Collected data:
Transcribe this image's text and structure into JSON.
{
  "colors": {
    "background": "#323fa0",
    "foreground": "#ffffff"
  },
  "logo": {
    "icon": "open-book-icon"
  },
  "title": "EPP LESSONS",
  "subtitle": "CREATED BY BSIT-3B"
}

#### [Short task]
Above are the records; copy all of them exactly.

#### [Problem solution]
Transcribe this image's text and structure into JSON.
{
  "colors": {
    "background": "#323fa0",
    "foreground": "#ffffff"
  },
  "logo": {
    "icon": "open-book-icon"
  },
  "title": "EPP LESSONS",
  "subtitle": "CREATED BY BSIT-3B"
}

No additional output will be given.